Supplied data:

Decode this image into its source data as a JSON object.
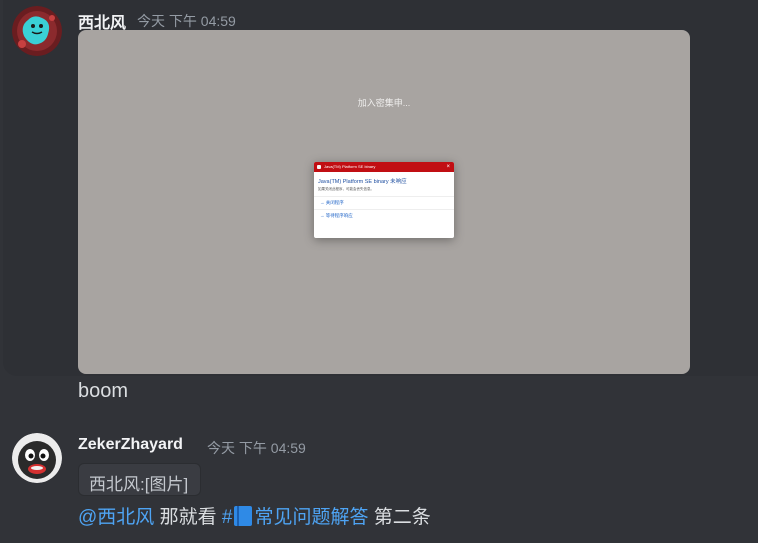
{
  "message1": {
    "username": "西北风",
    "timestamp": "今天 下午 04:59",
    "attachment": {
      "loading_text": "加入密集申...",
      "dialog": {
        "title": "Java(TM) Platform SE binary",
        "close_glyph": "×",
        "heading": "Java(TM) Platform SE binary 未响应",
        "subtext": "如果关闭此程序，可能会丢失信息。",
        "options": [
          "→ 关闭程序",
          "→ 等待程序响应"
        ]
      }
    },
    "followup_text": "boom"
  },
  "message2": {
    "username": "ZekerZhayard",
    "timestamp": "今天 下午 04:59",
    "reply_chip": "西北风:[图片]",
    "mention": "@西北风",
    "text_mid": " 那就看 ",
    "channel_hash": "#",
    "channel_name": "常见问题解答",
    "text_end": " 第二条"
  },
  "colors": {
    "background": "#313338",
    "hover_background": "#2e3035",
    "username": "#f2f3f5",
    "timestamp": "#949ba4",
    "link": "#4ea4f4",
    "dialog_titlebar": "#c10e13"
  }
}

Instruction: Produce an exact copy of each line of data, skipping embedded images.

Exercise result:
Decode this image into its source data as a JSON object.
{
  "message1": {
    "username": "西北风",
    "timestamp": "今天 下午 04:59",
    "attachment": {
      "loading_text": "加入密集申...",
      "dialog": {
        "title": "Java(TM) Platform SE binary",
        "close_glyph": "×",
        "heading": "Java(TM) Platform SE binary 未响应",
        "subtext": "如果关闭此程序，可能会丢失信息。",
        "options": [
          "→ 关闭程序",
          "→ 等待程序响应"
        ]
      }
    },
    "followup_text": "boom"
  },
  "message2": {
    "username": "ZekerZhayard",
    "timestamp": "今天 下午 04:59",
    "reply_chip": "西北风:[图片]",
    "mention": "@西北风",
    "text_mid": " 那就看 ",
    "channel_hash": "#",
    "channel_name": "常见问题解答",
    "text_end": " 第二条"
  },
  "colors": {
    "background": "#313338",
    "hover_background": "#2e3035",
    "username": "#f2f3f5",
    "timestamp": "#949ba4",
    "link": "#4ea4f4",
    "dialog_titlebar": "#c10e13"
  }
}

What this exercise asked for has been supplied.